Per mezzo secolo è stato il cappellano dell’ospedale di Riccione. Un punto di riferimento e sostegno spirituale per migliaia di pazienti e per i loro familiari. Don Pietro Cannini, 92 anni, se n’è andato in cielo, la notte di domenica 18 dicembre, proprio all’ospedale “Ceccarini” che dal 1962 era diventato anche la sua casa. Era stato ricoverato il giorno precedente, ancora in forza e lucidissimo come sempre. Ma il suo cuore non ha retto. Grande la commozione in città. Non c’è, infatti, riccionese che non l’avesse conosciuto, apprezzandone soprattutto la discrezione, il rispetto, la grande fede e la disponibilità. Di passo lesto, con la stola al collo e Gesù nelle ostie consacrate che stringeva al petto, a qualsiasi ora del giorno e della notte correva in tutti i reparti dov’era chiamato. Sotto certi aspetti era un prete di frontiera. Come testimoniano medici e infermieri, non si tirava mai indietro, neppure quando era necessario dare una mano per altri lavori. Don Cannini, 60 anni di sacerdozio alle spalle, aveva celebrato l’ultima messa nella cappella dell’ospedale, sempre affollata, lo scorso 26 giugno, per cedere il passo a don Angelo Rubaconti, parroco di Misano. Poche settimane prima tutto il personale del “Ceccarini” assieme al direttore Romeo Giannei, aveva organizzato un momento di festa per lui. Don Pietro per l’occasione aveva portato la sua ultima testimonianza di fede che aveva toccato tutti.

= Dati registrati =

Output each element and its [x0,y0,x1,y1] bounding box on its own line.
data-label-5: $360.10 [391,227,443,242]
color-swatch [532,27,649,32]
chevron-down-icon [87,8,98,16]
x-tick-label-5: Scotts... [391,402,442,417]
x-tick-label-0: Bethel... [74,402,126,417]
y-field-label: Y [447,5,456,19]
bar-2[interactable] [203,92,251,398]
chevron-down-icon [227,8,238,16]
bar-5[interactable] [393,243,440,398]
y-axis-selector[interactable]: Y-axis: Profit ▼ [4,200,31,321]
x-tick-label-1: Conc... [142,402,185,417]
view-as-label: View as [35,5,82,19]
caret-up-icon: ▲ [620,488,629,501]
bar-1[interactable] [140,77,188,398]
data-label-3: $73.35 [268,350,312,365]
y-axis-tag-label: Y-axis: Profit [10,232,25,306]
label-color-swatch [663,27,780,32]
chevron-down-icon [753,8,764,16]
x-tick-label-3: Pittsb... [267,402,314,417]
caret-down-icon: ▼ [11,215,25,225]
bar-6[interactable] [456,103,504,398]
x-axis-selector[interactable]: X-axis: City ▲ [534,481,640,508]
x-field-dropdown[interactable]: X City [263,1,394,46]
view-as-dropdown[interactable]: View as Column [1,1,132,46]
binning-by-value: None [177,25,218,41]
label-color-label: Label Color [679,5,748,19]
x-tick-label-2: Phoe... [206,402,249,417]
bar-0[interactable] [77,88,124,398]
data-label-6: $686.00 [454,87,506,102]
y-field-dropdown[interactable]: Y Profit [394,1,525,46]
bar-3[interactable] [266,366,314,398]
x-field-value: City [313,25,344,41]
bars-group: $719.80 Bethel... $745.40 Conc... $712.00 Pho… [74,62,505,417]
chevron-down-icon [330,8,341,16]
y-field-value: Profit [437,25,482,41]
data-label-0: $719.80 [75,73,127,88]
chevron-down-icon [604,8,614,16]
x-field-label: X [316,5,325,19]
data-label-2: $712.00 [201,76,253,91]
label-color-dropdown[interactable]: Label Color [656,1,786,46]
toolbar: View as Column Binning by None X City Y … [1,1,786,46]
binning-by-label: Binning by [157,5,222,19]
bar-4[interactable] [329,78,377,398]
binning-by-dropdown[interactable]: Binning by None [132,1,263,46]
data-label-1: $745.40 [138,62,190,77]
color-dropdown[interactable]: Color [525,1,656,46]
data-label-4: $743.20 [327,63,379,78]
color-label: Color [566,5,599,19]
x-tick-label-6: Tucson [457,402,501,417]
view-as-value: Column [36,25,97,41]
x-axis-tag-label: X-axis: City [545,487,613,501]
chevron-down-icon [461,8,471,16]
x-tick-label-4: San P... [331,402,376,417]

= ISTRUZIONI =
Cita per intero, parola per parola, l'articolo su don Pietro Cannini.

= RISPOSTA =
Per mezzo secolo è stato il cappellano dell’ospedale di Riccione. Un punto di riferimento e sostegno spirituale per migliaia di pazienti e per i loro familiari. Don Pietro Cannini, 92 anni, se n’è andato in cielo, la notte di domenica 18 dicembre, proprio all’ospedale “Ceccarini” che dal 1962 era diventato anche la sua casa. Era stato ricoverato il giorno precedente, ancora in forza e lucidissimo come sempre. Ma il suo cuore non ha retto. Grande la commozione in città. Non c’è, infatti, riccionese che non l’avesse conosciuto, apprezzandone soprattutto la discrezione, il rispetto, la grande fede e la disponibilità. Di passo lesto, con la stola al collo e Gesù nelle ostie consacrate che stringeva al petto, a qualsiasi ora del giorno e della notte correva in tutti i reparti dov’era chiamato. Sotto certi aspetti era un prete di frontiera. Come testimoniano medici e infermieri, non si tirava mai indietro, neppure quando era necessario dare una mano per altri lavori. Don Cannini, 60 anni di sacerdozio alle spalle, aveva celebrato l’ultima messa nella cappella dell’ospedale, sempre affollata, lo scorso 26 giugno, per cedere il passo a don Angelo Rubaconti, parroco di Misano. Poche settimane prima tutto il personale del “Ceccarini” assieme al direttore Romeo Giannei, aveva organizzato un momento di festa per lui. Don Pietro per l’occasione aveva portato la sua ultima testimonianza di fede che aveva toccato tutti.